- [What the task requires]
Write out every entry exactly as given, but omit the pictures.

Records from a dataset:
++++++++

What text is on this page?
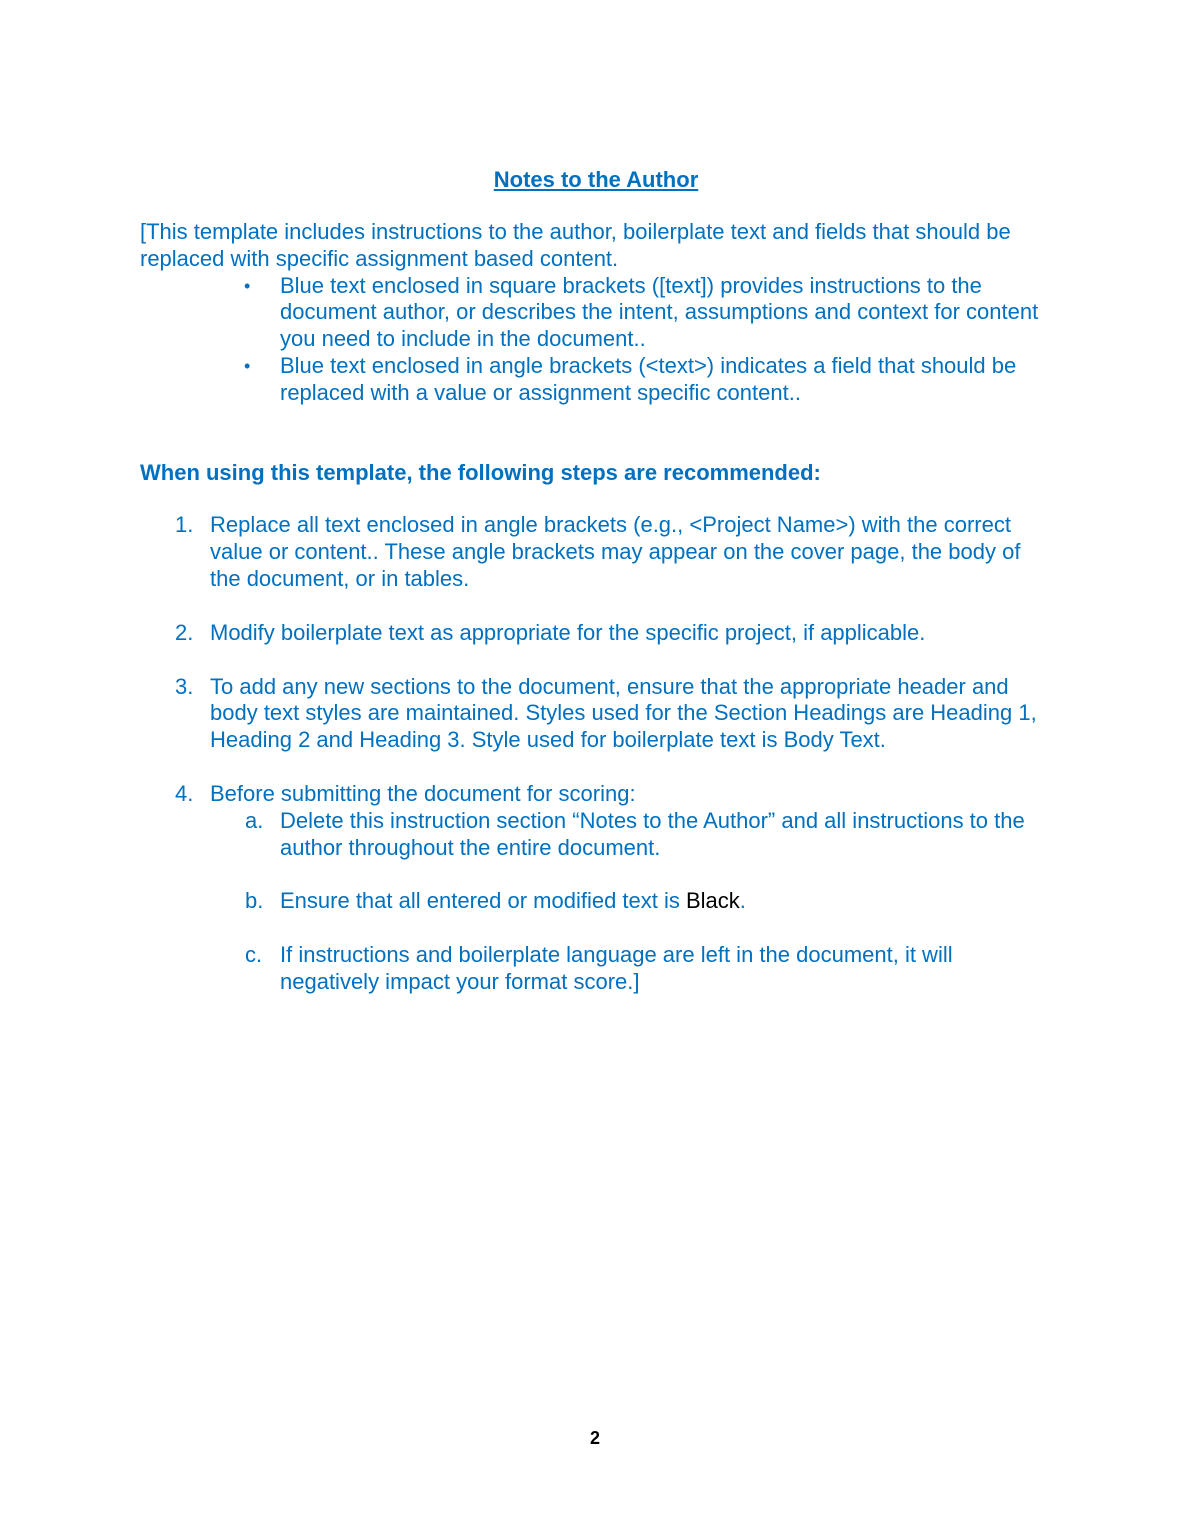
Notes to the Author

[This template includes instructions to the author, boilerplate text and fields that should be replaced with specific assignment based content.

• Blue text enclosed in square brackets ([text]) provides instructions to the document author, or describes the intent, assumptions and context for content you need to include in the document..
• Blue text enclosed in angle brackets (<text>) indicates a field that should be replaced with a value or assignment specific content..

When using this template, the following steps are recommended:

1. Replace all text enclosed in angle brackets (e.g., <Project Name>) with the correct value or content.. These angle brackets may appear on the cover page, the body of the document, or in tables.
2. Modify boilerplate text as appropriate for the specific project, if applicable.
3. To add any new sections to the document, ensure that the appropriate header and body text styles are maintained. Styles used for the Section Headings are Heading 1, Heading 2 and Heading 3. Style used for boilerplate text is Body Text.
4. Before submitting the document for scoring:
a. Delete this instruction section “Notes to the Author” and all instructions to the author throughout the entire document.
b. Ensure that all entered or modified text is Black.
c. If instructions and boilerplate language are left in the document, it will negatively impact your format score.]
2
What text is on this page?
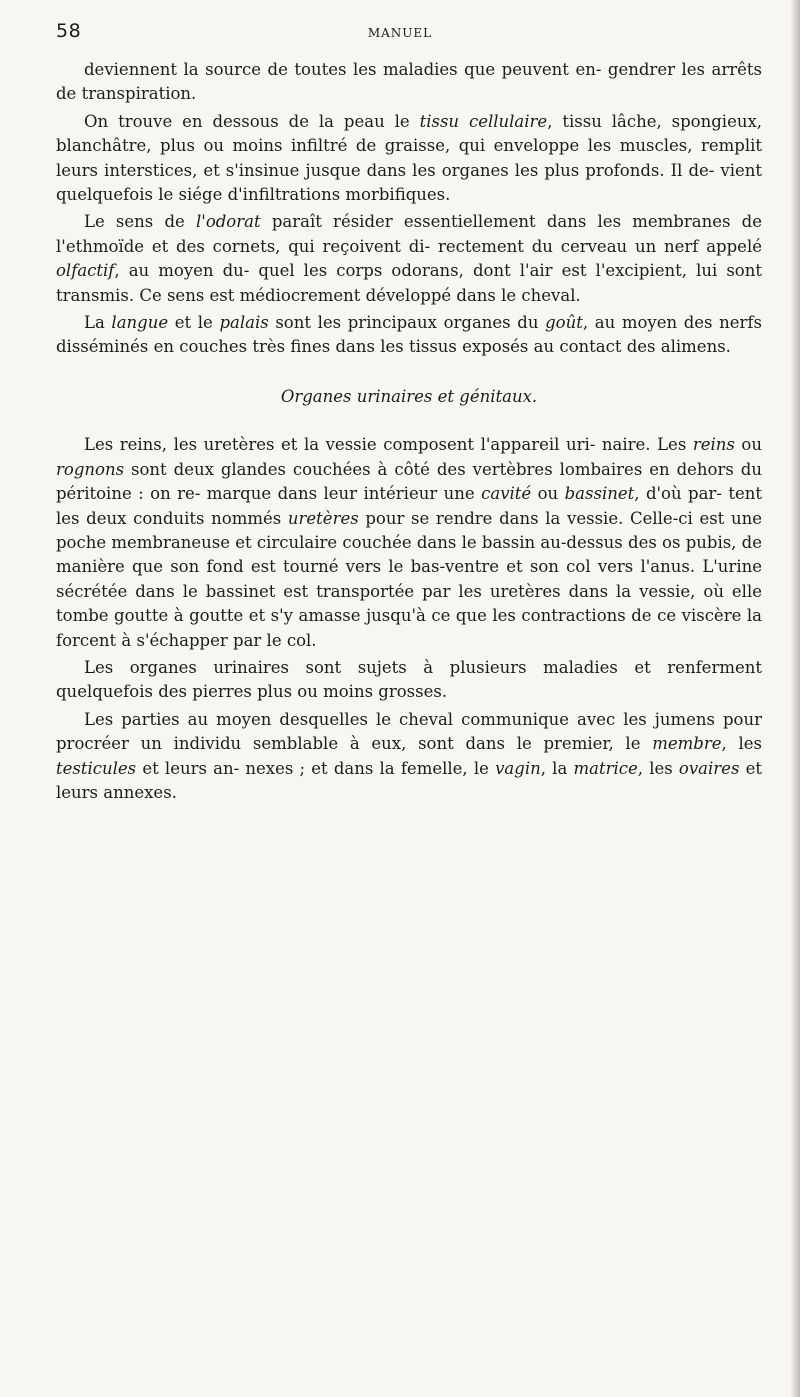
58	MANUEL

deviennent la source de toutes les maladies que peuvent en- gendrer les arrêts de transpiration.

On trouve en dessous de la peau le tissu cellulaire, tissu lâche, spongieux, blanchâtre, plus ou moins infiltré de graisse, qui enveloppe les muscles, remplit leurs interstices, et s'insinue jusque dans les organes les plus profonds. Il de- vient quelquefois le siége d'infiltrations morbifiques.

Le sens de l'odorat paraît résider essentiellement dans les membranes de l'ethmoïde et des cornets, qui reçoivent di- rectement du cerveau un nerf appelé olfactif, au moyen du- quel les corps odorans, dont l'air est l'excipient, lui sont transmis. Ce sens est médiocrement développé dans le cheval.

La langue et le palais sont les principaux organes du goût, au moyen des nerfs disséminés en couches très fines dans les tissus exposés au contact des alimens.

Organes urinaires et génitaux.

Les reins, les uretères et la vessie composent l'appareil uri- naire. Les reins ou rognons sont deux glandes couchées à côté des vertèbres lombaires en dehors du péritoine : on re- marque dans leur intérieur une cavité ou bassinet, d'où par- tent les deux conduits nommés uretères pour se rendre dans la vessie. Celle-ci est une poche membraneuse et circulaire couchée dans le bassin au-dessus des os pubis, de manière que son fond est tourné vers le bas-ventre et son col vers l'anus. L'urine sécrétée dans le bassinet est transportée par les uretères dans la vessie, où elle tombe goutte à goutte et s'y amasse jusqu'à ce que les contractions de ce viscère la forcent à s'échapper par le col.

Les organes urinaires sont sujets à plusieurs maladies et renferment quelquefois des pierres plus ou moins grosses.

Les parties au moyen desquelles le cheval communique avec les jumens pour procréer un individu semblable à eux, sont dans le premier, le membre, les testicules et leurs an- nexes ; et dans la femelle, le vagin, la matrice, les ovaires et leurs annexes.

++++++++

- [Result of this task]
What text is on this page?
Notes to the Author

[This template includes instructions to the author, boilerplate text and fields that should be replaced with specific assignment based content.

• Blue text enclosed in square brackets ([text]) provides instructions to the document author, or describes the intent, assumptions and context for content you need to include in the document..
• Blue text enclosed in angle brackets (<text>) indicates a field that should be replaced with a value or assignment specific content..

When using this template, the following steps are recommended:

1. Replace all text enclosed in angle brackets (e.g., <Project Name>) with the correct value or content.. These angle brackets may appear on the cover page, the body of the document, or in tables.
2. Modify boilerplate text as appropriate for the specific project, if applicable.
3. To add any new sections to the document, ensure that the appropriate header and body text styles are maintained. Styles used for the Section Headings are Heading 1, Heading 2 and Heading 3. Style used for boilerplate text is Body Text.
4. Before submitting the document for scoring:
a. Delete this instruction section “Notes to the Author” and all instructions to the author throughout the entire document.
b. Ensure that all entered or modified text is Black.
c. If instructions and boilerplate language are left in the document, it will negatively impact your format score.]
2
What text is on this page?
58	MANUEL

deviennent la source de toutes les maladies que peuvent en- gendrer les arrêts de transpiration.

On trouve en dessous de la peau le tissu cellulaire, tissu lâche, spongieux, blanchâtre, plus ou moins infiltré de graisse, qui enveloppe les muscles, remplit leurs interstices, et s'insinue jusque dans les organes les plus profonds. Il de- vient quelquefois le siége d'infiltrations morbifiques.

Le sens de l'odorat paraît résider essentiellement dans les membranes de l'ethmoïde et des cornets, qui reçoivent di- rectement du cerveau un nerf appelé olfactif, au moyen du- quel les corps odorans, dont l'air est l'excipient, lui sont transmis. Ce sens est médiocrement développé dans le cheval.

La langue et le palais sont les principaux organes du goût, au moyen des nerfs disséminés en couches très fines dans les tissus exposés au contact des alimens.

Organes urinaires et génitaux.

Les reins, les uretères et la vessie composent l'appareil uri- naire. Les reins ou rognons sont deux glandes couchées à côté des vertèbres lombaires en dehors du péritoine : on re- marque dans leur intérieur une cavité ou bassinet, d'où par- tent les deux conduits nommés uretères pour se rendre dans la vessie. Celle-ci est une poche membraneuse et circulaire couchée dans le bassin au-dessus des os pubis, de manière que son fond est tourné vers le bas-ventre et son col vers l'anus. L'urine sécrétée dans le bassinet est transportée par les uretères dans la vessie, où elle tombe goutte à goutte et s'y amasse jusqu'à ce que les contractions de ce viscère la forcent à s'échapper par le col.

Les organes urinaires sont sujets à plusieurs maladies et renferment quelquefois des pierres plus ou moins grosses.

Les parties au moyen desquelles le cheval communique avec les jumens pour procréer un individu semblable à eux, sont dans le premier, le membre, les testicules et leurs an- nexes ; et dans la femelle, le vagin, la matrice, les ovaires et leurs annexes.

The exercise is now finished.